Selection →
▬▬▬▬▬▬

DATA PREPROCESSING TECHNIQUES IN R.

4 min readNov 15, 2020

Data has really become an important part of our daily lives, it essentially drives every decisions that we make, be it in big organizations or in SME’s and even at personal levels.

But the big question is how accurate are the decisions that we make based on the data that we are collecting? The quality of the models upon which we base our decision heavily relies on the authenticity of the data that we obtain.

When obtained directly from the source, data is not usually in the form that can be directly used in decision making, it needs some tweaks before it can be deemed fit for use in making important decisions. In this article I’ll highlight some of steps that we can take in making our data fit for modelling;

1.Handling Missing values.

Missing values may arise as a result of different issues , the data set may be typically containing missing because they were not recorded or as a result of joining different tables resulting to a missing value.

▬▬▬▬▬▬

Recorded information →
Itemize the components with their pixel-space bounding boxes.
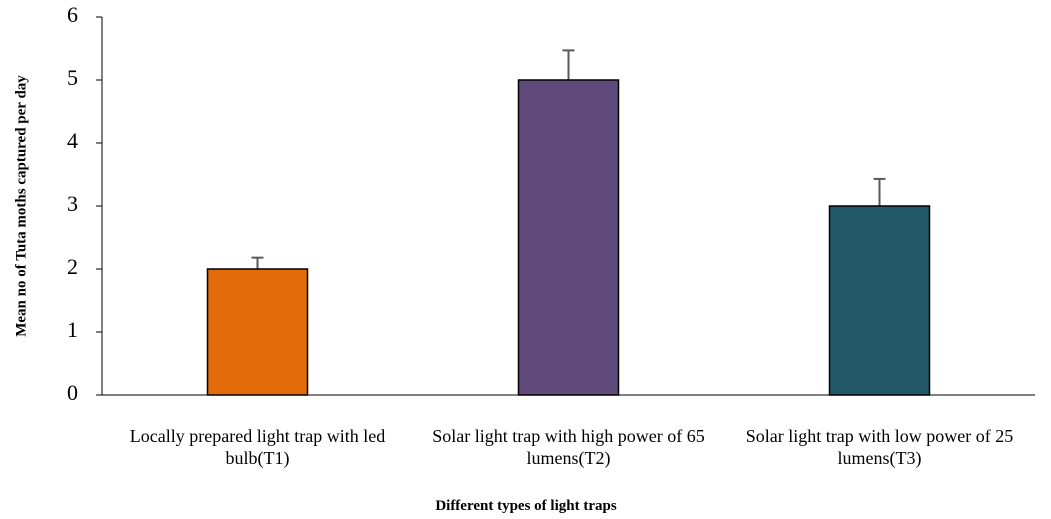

▬▬▬▬▬▬

Exercise tasks →
1. Put this sentence from the article on data preprocessing in R into Spanish: "The quality of the models upon which we base our decision heavily relies on the authenticity of the data that we obtain."
2. From the article on data preprocessing in R, pull out word for word the stretch from "When obtained directly" through "a missing value.".
The lines are separate material, apart from the article on data preprocessing in R.

Exercise responses →
1. La calidad de los modelos en los que basamos nuestra decisión depende en gran medida de la autenticidad de los datos que obtenemos.

2.
When obtained directly from the source, data is not usually in the form that can be directly used in decision making, it needs some tweaks before it can be deemed fit for use in making important decisions. In this article I’ll highlight some of steps that we can take in making our data fit for modelling;

1.Handling Missing values.

Missing values may arise as a result of different issues , the data set may be typically containing missing because they were not recorded or as a result of joining different tables resulting to a missing value.